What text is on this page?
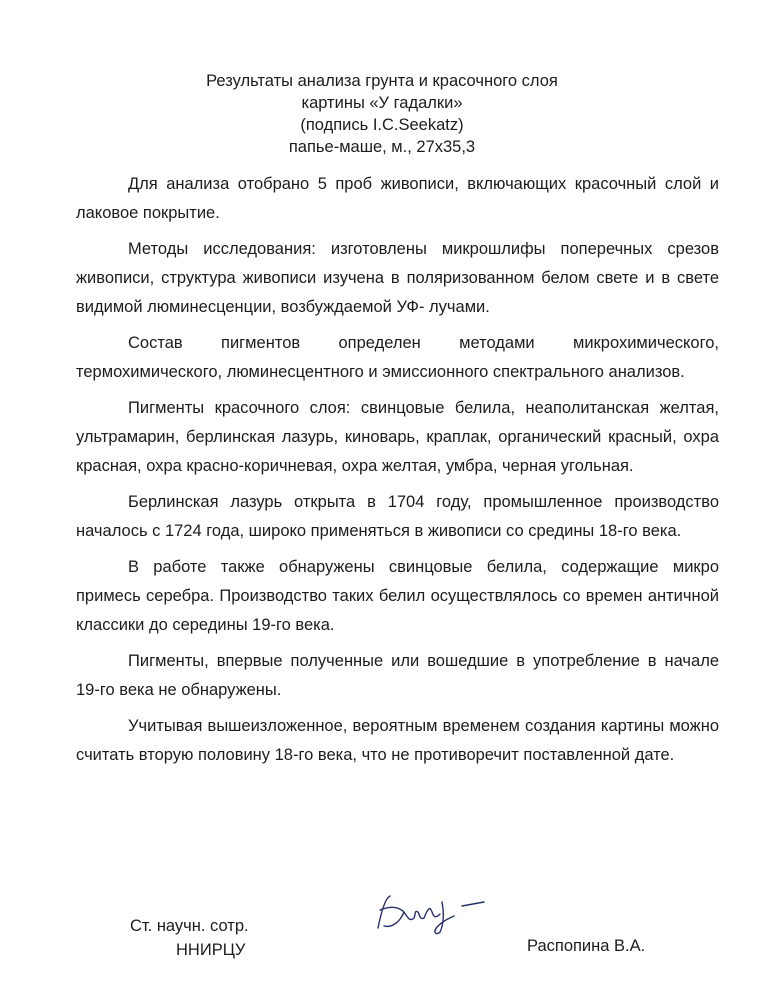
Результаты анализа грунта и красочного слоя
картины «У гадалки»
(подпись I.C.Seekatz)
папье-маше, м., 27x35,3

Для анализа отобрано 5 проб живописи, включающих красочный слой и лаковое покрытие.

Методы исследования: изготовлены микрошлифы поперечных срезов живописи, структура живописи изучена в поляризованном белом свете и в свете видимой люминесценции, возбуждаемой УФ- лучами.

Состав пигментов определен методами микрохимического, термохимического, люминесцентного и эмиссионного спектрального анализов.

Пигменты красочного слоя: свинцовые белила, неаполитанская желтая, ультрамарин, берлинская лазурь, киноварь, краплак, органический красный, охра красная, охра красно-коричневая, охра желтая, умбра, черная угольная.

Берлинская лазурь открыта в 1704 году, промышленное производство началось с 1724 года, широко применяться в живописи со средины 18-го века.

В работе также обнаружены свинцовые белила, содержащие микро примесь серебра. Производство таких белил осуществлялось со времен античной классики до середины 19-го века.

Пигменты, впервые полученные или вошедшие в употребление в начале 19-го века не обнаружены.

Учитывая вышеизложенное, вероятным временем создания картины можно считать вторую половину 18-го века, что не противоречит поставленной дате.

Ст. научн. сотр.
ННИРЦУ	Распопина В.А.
──────────
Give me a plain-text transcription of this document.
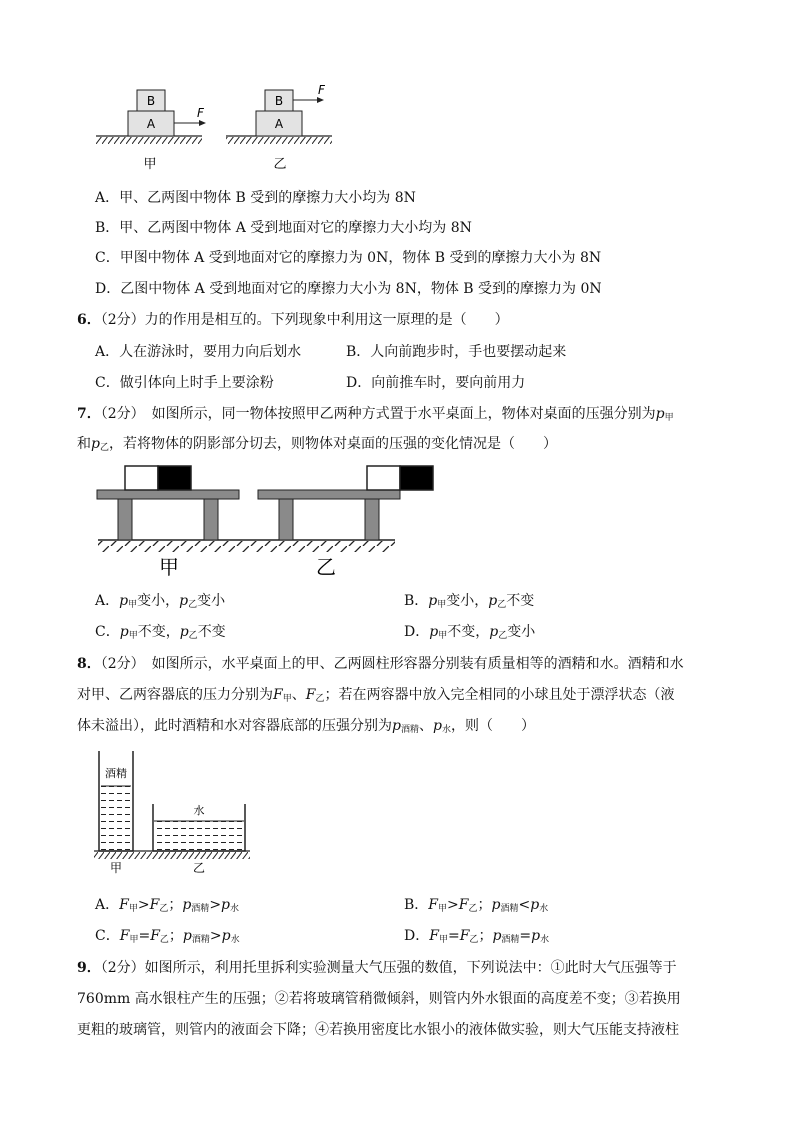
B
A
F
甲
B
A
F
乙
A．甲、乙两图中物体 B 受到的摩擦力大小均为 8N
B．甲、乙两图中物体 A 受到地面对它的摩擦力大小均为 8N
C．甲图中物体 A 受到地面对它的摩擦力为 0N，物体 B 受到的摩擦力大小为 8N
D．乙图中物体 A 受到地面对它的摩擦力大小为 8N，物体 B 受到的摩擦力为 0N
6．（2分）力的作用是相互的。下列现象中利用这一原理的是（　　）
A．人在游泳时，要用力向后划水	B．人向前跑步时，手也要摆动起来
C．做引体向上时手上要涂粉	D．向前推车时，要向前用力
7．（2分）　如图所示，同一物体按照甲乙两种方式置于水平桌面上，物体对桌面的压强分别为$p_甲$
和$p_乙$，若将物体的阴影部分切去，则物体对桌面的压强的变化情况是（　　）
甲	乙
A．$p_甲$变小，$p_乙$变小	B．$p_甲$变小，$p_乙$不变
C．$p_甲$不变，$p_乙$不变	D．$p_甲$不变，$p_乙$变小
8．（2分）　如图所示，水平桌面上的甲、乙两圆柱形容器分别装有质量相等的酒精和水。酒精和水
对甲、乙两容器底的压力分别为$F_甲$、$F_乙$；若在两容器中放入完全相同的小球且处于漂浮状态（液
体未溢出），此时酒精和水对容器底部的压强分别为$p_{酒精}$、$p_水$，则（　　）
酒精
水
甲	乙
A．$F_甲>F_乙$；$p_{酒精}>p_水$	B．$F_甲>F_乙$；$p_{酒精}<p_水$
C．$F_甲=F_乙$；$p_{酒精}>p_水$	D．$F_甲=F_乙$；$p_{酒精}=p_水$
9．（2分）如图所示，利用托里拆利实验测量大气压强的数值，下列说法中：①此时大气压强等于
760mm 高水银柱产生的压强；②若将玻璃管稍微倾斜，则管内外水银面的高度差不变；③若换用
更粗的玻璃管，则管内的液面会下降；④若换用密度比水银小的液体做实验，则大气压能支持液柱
──────────
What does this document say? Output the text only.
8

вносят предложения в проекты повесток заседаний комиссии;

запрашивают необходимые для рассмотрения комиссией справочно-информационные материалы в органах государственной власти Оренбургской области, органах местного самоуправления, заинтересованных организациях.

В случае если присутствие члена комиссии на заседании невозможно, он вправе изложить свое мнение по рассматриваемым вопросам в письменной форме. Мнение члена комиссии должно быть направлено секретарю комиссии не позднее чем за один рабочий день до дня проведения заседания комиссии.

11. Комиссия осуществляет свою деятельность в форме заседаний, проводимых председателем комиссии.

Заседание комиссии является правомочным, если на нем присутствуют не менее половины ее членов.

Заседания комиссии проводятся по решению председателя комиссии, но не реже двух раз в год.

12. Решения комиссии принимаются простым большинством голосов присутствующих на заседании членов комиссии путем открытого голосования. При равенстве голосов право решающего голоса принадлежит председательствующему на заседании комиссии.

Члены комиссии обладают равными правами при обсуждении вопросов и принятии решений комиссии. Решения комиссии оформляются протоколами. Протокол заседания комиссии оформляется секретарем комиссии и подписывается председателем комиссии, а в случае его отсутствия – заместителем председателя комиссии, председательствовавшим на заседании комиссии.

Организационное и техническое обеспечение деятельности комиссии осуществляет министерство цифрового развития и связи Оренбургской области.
──────────
Pull every line containing "свинцовые" from the material above.

Пигменты красочного слоя: свинцовые белила, неаполитанская желтая, ультрамарин, берлинская лазурь, киноварь, краплак, органический красный, охра красная, охра красно-коричневая, охра желтая, умбра, черная угольная.
В работе также обнаружены свинцовые белила, содержащие микро примесь серебра. Производство таких белил осуществлялось со времен античной классики до середины 19-го века.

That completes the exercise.